**提示文**

----------

ピロリ菌は日本人の約半数が感染しているとされるが、同菌が作るタンパク質が、粘膜の細胞同士を結合させる酵素の働きを阻害すると判明。研究グループは胃がんなどを予防する新薬開発につながると説明している。
畠山教授らの研究によると、健康な胃では、粘膜を構成する細胞がすき間なく並んでいる。「PAR1」と呼ばれる酵素が細胞同士を結び付ける役割を果たすためだが、ピロリ菌が作り出すタンパク質「CagA」は、PAR1と結合し、その機能を阻害する。
そのため、菌が表面についた細胞は、周囲の細胞から切り離され、その結果生じた粘膜のすき間に胃酸が流れ込むと、胃炎や胃かいようが引き起こされるという。
(ピロリ菌による胃粘膜破壊の仕組みを解明)
以前、京都大大学院の丸沢宏之助手(消化器内科)らのグループは、ヘリコバクター・ピロリ菌が胃がんを発症させる仕組みを、人やマウスの細胞実験などで明らかにしたことがニュースになりました。

----------

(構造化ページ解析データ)
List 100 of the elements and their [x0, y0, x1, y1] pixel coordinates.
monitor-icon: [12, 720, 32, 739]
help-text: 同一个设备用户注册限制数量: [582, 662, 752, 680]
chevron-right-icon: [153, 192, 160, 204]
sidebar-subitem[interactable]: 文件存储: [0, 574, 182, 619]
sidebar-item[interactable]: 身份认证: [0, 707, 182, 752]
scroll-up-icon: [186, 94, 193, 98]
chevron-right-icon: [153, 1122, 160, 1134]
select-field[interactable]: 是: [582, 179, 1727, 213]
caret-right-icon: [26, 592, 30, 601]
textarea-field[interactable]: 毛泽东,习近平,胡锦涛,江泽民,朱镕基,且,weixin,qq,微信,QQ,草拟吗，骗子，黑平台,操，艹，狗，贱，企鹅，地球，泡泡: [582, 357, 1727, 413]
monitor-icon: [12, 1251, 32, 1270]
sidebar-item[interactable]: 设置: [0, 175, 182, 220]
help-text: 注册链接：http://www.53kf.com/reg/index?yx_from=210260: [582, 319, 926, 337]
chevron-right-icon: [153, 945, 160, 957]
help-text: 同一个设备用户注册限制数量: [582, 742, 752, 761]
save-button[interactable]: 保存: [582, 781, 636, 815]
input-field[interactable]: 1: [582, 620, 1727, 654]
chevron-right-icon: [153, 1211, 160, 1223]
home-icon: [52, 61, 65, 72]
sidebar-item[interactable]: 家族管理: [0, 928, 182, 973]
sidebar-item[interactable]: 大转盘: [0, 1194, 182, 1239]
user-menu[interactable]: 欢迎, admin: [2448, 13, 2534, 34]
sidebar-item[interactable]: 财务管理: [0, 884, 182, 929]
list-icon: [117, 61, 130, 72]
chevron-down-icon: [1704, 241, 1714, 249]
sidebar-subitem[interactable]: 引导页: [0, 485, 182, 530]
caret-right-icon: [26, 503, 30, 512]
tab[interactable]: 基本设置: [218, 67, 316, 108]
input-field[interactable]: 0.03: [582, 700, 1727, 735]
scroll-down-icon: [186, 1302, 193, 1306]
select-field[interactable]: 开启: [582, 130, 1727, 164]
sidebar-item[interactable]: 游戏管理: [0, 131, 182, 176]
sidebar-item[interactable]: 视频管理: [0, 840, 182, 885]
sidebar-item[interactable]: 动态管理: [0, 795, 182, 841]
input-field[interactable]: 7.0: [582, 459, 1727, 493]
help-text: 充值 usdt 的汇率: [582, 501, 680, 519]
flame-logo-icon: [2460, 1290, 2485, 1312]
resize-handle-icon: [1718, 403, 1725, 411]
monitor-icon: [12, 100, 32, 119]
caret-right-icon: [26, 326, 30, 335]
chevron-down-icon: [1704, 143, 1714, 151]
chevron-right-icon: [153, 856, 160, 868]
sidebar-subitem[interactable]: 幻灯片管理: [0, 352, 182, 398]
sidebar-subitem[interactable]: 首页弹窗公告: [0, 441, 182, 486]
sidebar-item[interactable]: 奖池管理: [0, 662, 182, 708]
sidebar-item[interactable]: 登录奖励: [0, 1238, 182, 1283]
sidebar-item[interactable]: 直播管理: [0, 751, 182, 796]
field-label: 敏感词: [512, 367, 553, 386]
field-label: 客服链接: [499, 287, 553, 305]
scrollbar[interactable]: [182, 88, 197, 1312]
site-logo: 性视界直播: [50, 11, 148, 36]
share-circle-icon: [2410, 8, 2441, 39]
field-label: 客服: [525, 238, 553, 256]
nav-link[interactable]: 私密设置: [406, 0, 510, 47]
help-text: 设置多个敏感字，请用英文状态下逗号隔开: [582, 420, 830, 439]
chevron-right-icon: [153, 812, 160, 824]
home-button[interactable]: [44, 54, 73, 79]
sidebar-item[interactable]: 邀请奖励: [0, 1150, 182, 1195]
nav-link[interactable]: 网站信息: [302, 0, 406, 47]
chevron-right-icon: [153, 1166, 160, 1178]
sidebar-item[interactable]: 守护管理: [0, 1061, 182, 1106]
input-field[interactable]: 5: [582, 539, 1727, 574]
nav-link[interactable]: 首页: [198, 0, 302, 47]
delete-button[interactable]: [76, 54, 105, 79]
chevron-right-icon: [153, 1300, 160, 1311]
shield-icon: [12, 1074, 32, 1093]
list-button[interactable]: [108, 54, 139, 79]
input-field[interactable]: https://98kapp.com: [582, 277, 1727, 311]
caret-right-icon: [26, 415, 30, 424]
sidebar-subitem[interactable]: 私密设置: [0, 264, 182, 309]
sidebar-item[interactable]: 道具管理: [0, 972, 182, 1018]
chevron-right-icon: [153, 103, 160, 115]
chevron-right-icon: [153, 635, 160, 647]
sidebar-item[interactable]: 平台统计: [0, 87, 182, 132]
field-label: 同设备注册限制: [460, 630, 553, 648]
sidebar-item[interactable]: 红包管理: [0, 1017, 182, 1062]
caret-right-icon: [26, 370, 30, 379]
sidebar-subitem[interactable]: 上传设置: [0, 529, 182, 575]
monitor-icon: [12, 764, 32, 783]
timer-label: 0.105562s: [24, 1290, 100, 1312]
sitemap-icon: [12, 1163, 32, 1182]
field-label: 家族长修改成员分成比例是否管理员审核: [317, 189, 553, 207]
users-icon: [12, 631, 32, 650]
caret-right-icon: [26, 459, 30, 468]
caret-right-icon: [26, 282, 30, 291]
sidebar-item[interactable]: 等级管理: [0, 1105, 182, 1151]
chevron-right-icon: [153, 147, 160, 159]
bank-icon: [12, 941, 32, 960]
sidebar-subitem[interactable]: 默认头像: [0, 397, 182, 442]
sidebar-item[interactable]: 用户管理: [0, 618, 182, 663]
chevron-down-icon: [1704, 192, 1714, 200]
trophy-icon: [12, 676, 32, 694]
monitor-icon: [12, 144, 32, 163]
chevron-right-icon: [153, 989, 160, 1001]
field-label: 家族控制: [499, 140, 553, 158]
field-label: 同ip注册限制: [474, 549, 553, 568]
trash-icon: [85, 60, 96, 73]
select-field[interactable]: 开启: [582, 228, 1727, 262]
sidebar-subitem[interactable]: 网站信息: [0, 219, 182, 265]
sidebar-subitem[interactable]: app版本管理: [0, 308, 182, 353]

----------

**指示**
(1) ピロリ菌の文章について、次の問いに答えよ。
(a) 日本人のどれくらいがピロリ菌に感染しているとされるか。
(b) 健康な胃で粘膜の細胞同士を結び付ける役割を果たす酵素は何と呼ばれるか。
(c) ピロリ菌が胃がんを発症させる仕組みを明らかにしたグループは、どこの大学院の丸沢宏之助手らのグループか。
(2) ピロリ菌の文章から、「畠山教授らの研究によると、健」から「(ピロリ菌による胃粘膜破壊の仕組みを解明)」までを、その語句も含めて一字も変えずに抜き出して返せ。
(3) ピロリ菌の文章の続きを、最後の文の次から書き継げ。

**番号別解答**
(1)
(a) 約半数
(b) PAR1
(c) 京都大大学院

(2)
畠山教授らの研究によると、健康な胃では、粘膜を構成する細胞がすき間なく並んでいる。「PAR1」と呼ばれる酵素が細胞同士を結び付ける役割を果たすためだが、ピロリ菌が作り出すタンパク質「CagA」は、PAR1と結合し、その機能を阻害する。
そのため、菌が表面についた細胞は、周囲の細胞から切り離され、その結果生じた粘膜のすき間に胃酸が流れ込むと、胃炎や胃かいようが引き起こされるという。
(ピロリ菌による胃粘膜破壊の仕組みを解明)

(3)
人体の免疫機能を担うAIDが、本来は免疫細胞のBリンパ球にしかないはずなのに、慢性胃炎を起こした細胞に多く現れていることに着目。ピロリ菌を人為的に感染させた胃粘膜細胞にはAIDが多く現れ、重要ながん抑制遺伝子を変異させるなど、がん化する一連の仕組みを確認しています。
今回は、その前段階である胃潰瘍へと至る胃粘膜破壊の仕組みが解明されたようです。
CagAという蛋白がPAR1の機能を阻害し、粘膜同士の隙間を離解させてしまい、その間に胃酸が入り込んで、結果として胃炎や胃潰瘍が発生してしまうようです。
ピロリ菌は、親→子で感染するケースが多いようです。
小さな頃に、食べ移しをさせて感染してしまう、ということがあるので、親御さんはご注意を。
感染しているかどうかは、尿素呼気試験で手軽に検査できます。不安な方は、病院で調べてみてはいかがでしょうか。